◆ YOUR INSTRUCTIONS:
Note each line where "value" appears, and copy it.

[Figure record extracts]

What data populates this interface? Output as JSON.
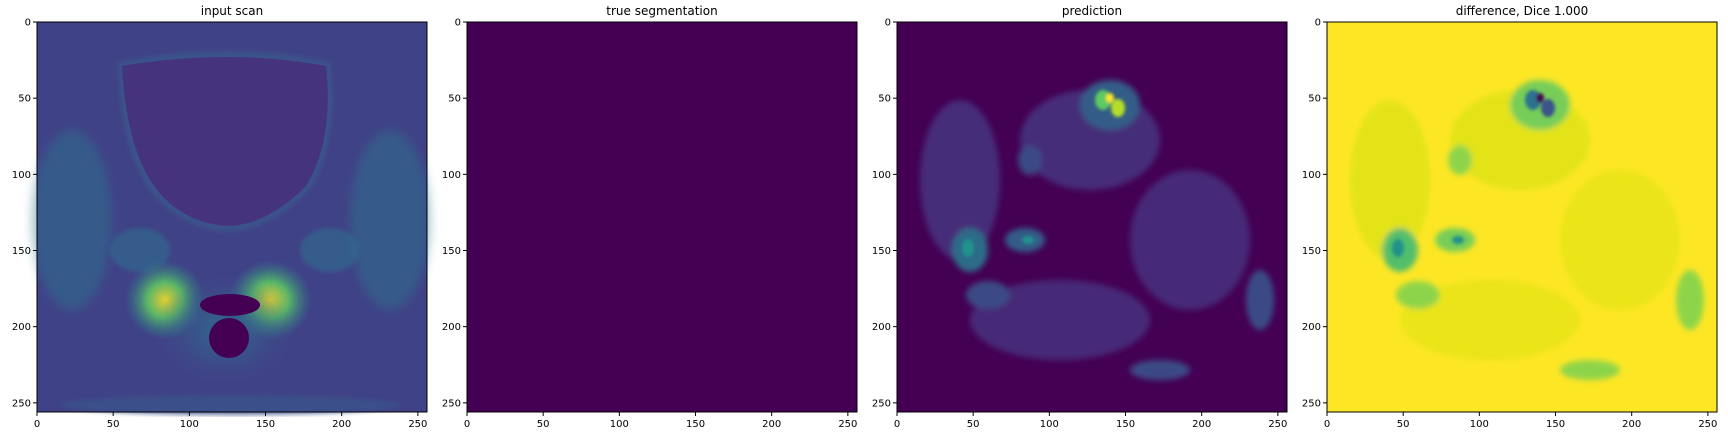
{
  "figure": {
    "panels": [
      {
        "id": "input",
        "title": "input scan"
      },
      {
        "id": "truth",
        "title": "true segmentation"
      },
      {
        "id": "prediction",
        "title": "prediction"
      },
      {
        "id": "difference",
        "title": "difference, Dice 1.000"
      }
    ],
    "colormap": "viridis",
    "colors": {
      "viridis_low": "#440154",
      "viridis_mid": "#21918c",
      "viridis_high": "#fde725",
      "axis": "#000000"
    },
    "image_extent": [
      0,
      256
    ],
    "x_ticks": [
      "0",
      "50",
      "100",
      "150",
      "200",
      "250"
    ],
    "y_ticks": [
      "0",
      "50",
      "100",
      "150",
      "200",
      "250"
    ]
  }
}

* * *

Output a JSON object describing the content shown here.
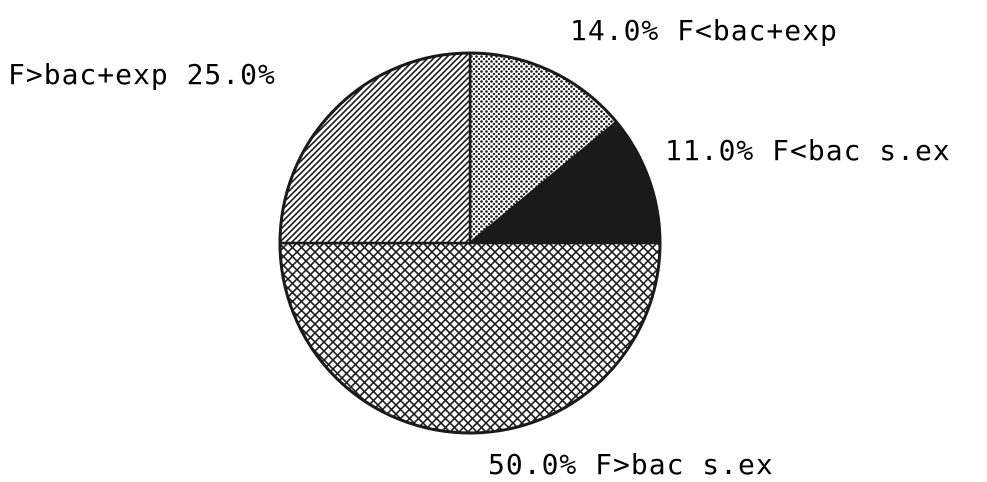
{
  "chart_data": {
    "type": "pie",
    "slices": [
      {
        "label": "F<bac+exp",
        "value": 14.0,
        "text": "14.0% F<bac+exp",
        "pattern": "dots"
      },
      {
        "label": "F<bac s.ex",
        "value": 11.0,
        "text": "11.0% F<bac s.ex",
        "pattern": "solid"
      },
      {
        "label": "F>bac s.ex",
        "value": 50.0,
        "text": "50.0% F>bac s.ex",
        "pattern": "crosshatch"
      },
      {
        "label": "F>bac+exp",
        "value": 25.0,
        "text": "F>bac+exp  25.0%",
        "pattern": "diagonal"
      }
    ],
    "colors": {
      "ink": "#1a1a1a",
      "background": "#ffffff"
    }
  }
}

◆ TASK OUTPUT:
        "value": 14.0,
        "value": 11.0,
        "value": 50.0,
        "value": 25.0,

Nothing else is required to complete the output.